Would you pull out every line of the material that contains the string "subtitle"?

=== Dataset rows ===

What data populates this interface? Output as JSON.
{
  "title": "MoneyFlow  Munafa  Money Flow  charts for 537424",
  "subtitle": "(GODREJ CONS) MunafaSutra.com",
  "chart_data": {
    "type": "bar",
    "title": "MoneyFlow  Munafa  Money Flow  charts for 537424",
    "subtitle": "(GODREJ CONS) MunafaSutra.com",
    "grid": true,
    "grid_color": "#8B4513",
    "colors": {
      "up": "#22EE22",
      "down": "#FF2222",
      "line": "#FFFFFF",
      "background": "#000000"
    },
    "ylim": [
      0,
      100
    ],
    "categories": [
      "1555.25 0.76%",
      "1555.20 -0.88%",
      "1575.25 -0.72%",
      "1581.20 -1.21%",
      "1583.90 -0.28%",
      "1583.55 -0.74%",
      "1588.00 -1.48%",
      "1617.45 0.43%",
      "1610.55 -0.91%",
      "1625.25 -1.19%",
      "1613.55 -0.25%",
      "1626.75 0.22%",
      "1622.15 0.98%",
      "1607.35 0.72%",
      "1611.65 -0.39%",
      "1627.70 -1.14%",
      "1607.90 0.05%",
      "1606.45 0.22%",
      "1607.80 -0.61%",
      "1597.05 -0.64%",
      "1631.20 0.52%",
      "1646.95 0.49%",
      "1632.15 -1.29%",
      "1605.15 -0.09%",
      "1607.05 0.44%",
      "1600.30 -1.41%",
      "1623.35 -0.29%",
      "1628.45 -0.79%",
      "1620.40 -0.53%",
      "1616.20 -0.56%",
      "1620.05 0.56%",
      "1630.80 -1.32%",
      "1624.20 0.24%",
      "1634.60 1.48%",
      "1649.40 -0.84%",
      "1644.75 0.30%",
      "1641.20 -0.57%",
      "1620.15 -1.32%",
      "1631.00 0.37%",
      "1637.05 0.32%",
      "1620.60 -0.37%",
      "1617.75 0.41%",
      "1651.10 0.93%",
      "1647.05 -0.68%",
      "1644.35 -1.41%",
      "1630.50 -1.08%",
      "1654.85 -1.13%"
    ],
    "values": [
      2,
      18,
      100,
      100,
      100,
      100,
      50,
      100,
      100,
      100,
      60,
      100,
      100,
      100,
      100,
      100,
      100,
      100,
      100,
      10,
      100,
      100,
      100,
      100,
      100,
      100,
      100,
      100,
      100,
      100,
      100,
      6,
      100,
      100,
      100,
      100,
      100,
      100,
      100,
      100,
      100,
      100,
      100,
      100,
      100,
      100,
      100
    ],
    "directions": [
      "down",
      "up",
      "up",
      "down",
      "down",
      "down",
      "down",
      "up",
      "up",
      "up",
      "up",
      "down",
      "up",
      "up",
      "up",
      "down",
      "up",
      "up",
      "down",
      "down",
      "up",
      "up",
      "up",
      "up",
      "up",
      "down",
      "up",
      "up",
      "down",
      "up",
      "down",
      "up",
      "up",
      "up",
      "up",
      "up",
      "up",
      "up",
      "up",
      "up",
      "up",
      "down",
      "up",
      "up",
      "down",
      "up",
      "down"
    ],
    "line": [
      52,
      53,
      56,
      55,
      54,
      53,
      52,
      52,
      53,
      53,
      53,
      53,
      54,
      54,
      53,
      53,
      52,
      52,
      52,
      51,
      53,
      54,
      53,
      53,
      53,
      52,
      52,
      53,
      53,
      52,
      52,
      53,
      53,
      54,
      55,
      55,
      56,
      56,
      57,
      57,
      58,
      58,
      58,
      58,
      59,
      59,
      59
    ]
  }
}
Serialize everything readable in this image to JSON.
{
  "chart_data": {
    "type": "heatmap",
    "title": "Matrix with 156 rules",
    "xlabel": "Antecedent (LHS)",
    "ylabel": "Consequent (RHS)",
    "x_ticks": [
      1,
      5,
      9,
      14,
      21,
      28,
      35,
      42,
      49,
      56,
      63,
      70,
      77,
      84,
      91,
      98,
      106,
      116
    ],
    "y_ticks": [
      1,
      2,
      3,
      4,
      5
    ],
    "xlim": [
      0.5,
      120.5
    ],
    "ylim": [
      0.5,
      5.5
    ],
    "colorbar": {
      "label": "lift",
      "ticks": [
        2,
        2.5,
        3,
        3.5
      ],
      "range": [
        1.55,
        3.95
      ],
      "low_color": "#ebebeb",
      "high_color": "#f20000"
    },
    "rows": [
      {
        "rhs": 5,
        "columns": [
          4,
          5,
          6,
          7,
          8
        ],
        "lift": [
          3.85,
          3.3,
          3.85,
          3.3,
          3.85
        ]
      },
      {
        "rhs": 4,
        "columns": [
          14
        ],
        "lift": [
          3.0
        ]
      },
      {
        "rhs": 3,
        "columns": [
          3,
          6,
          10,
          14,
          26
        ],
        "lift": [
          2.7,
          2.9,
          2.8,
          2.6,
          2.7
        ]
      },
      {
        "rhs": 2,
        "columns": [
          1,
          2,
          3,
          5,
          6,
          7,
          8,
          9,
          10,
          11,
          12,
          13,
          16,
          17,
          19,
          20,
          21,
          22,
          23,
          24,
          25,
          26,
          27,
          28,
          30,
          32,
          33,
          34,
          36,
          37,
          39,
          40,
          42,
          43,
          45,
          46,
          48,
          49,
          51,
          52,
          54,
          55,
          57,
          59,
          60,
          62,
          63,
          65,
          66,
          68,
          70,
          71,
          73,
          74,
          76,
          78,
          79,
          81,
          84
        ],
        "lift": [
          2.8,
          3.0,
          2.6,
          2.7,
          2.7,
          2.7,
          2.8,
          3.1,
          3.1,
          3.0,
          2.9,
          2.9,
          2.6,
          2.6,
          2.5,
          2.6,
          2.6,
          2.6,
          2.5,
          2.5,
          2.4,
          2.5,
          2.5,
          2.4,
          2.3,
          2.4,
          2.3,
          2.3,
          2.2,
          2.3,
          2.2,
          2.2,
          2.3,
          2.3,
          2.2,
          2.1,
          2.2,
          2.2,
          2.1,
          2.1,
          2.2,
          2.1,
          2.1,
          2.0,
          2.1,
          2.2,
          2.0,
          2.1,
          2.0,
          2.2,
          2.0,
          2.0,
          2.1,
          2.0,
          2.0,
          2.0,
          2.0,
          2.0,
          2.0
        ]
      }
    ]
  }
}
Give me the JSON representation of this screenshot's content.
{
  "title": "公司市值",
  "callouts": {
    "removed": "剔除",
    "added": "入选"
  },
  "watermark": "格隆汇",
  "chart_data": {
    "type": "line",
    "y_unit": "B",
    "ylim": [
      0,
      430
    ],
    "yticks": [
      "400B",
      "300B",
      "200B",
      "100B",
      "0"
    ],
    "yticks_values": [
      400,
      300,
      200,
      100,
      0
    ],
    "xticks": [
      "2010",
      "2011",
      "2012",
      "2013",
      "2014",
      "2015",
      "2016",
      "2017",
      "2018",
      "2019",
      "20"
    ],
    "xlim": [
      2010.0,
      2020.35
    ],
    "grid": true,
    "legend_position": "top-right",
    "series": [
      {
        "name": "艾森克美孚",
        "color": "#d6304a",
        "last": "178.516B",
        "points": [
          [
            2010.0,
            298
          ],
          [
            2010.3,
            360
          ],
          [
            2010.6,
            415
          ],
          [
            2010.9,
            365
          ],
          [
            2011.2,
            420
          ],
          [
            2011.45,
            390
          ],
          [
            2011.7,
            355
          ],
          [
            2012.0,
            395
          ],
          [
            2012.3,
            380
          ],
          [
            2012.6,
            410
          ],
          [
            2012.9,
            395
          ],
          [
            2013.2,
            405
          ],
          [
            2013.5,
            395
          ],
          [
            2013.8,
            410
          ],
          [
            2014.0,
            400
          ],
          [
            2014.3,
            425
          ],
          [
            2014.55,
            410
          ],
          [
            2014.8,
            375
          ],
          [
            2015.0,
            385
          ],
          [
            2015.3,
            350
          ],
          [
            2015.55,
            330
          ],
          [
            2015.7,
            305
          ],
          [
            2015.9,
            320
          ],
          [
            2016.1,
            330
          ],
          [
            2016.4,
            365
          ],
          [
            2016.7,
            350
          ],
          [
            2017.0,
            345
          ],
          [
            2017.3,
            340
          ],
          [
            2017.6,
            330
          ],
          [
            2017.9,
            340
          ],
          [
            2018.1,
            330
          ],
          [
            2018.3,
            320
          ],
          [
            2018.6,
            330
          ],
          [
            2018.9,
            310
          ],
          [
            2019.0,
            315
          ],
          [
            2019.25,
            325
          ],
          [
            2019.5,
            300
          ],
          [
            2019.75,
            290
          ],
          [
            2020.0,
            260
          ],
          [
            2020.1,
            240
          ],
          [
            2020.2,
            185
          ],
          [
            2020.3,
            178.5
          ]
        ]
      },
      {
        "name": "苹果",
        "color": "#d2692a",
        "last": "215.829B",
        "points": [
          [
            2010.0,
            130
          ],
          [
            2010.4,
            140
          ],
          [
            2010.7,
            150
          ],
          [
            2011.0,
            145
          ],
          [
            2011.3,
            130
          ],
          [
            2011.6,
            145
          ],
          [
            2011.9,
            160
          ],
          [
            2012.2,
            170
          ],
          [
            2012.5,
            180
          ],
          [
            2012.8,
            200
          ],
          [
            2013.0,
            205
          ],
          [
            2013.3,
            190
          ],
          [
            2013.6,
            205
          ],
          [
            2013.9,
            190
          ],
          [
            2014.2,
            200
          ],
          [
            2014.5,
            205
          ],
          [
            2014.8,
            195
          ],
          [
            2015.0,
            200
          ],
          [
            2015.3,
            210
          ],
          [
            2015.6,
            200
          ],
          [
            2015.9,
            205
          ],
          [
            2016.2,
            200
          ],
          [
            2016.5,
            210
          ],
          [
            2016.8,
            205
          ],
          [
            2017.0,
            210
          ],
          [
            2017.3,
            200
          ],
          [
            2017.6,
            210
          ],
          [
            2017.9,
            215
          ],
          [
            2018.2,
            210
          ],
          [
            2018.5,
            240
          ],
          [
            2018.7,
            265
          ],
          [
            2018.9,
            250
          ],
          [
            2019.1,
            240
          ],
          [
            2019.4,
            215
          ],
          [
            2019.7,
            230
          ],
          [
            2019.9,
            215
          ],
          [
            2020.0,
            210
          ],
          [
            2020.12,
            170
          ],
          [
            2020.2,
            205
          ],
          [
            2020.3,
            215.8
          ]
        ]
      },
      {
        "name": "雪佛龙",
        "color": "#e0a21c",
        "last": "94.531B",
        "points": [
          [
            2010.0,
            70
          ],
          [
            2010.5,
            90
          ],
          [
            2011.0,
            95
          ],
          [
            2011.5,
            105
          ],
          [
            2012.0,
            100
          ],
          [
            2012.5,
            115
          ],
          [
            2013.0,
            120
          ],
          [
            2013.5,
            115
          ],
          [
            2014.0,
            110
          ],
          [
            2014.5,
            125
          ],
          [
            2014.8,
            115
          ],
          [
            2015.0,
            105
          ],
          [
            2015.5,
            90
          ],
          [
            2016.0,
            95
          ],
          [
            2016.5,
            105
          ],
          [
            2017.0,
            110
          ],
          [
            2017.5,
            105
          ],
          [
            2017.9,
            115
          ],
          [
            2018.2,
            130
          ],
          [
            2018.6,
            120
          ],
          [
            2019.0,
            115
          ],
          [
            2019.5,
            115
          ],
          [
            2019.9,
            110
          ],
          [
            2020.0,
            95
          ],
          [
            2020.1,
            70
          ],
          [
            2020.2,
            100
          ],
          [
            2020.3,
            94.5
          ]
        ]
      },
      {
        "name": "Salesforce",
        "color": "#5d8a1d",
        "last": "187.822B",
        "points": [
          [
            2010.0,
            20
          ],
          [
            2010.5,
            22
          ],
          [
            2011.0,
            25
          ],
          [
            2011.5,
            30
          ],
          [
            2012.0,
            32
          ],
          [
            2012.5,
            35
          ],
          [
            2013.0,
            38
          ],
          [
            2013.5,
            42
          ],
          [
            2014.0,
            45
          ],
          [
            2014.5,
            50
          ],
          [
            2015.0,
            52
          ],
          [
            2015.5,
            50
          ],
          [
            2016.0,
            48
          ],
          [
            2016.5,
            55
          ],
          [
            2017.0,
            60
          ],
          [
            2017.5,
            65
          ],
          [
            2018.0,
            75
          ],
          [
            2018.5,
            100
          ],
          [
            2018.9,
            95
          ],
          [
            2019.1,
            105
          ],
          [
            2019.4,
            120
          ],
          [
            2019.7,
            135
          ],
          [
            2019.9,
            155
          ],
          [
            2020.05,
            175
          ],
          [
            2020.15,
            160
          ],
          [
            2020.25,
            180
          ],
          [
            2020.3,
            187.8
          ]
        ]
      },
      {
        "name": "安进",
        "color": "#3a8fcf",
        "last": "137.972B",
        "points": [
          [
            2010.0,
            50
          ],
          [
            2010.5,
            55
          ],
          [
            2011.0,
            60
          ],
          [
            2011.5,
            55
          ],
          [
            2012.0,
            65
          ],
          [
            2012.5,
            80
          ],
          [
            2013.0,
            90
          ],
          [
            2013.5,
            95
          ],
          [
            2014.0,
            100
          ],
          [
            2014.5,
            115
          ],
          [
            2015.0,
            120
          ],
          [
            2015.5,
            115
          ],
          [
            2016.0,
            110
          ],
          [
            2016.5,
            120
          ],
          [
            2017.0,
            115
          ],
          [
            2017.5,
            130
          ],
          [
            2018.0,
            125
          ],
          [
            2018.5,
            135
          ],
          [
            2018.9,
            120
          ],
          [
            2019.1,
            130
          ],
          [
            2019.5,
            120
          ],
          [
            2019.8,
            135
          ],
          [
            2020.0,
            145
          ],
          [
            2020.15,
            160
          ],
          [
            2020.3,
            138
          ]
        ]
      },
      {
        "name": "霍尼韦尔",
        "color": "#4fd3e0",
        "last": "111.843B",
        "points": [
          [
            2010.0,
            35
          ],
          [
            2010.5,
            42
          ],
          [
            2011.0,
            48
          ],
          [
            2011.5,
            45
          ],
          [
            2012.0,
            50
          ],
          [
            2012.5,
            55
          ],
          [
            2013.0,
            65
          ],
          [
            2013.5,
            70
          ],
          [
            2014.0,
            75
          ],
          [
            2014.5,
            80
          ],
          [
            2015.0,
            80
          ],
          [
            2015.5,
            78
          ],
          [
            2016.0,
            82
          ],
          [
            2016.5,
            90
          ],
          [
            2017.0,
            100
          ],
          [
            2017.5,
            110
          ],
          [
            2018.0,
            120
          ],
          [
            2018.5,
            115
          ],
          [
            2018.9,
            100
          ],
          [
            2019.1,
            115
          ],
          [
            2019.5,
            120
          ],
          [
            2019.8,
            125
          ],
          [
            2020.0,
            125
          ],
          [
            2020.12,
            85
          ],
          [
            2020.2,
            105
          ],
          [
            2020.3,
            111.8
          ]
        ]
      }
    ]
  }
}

===

Output for this task
  "subtitle": "(GODREJ CONS) MunafaSutra.com",
    "subtitle": "(GODREJ CONS) MunafaSutra.com",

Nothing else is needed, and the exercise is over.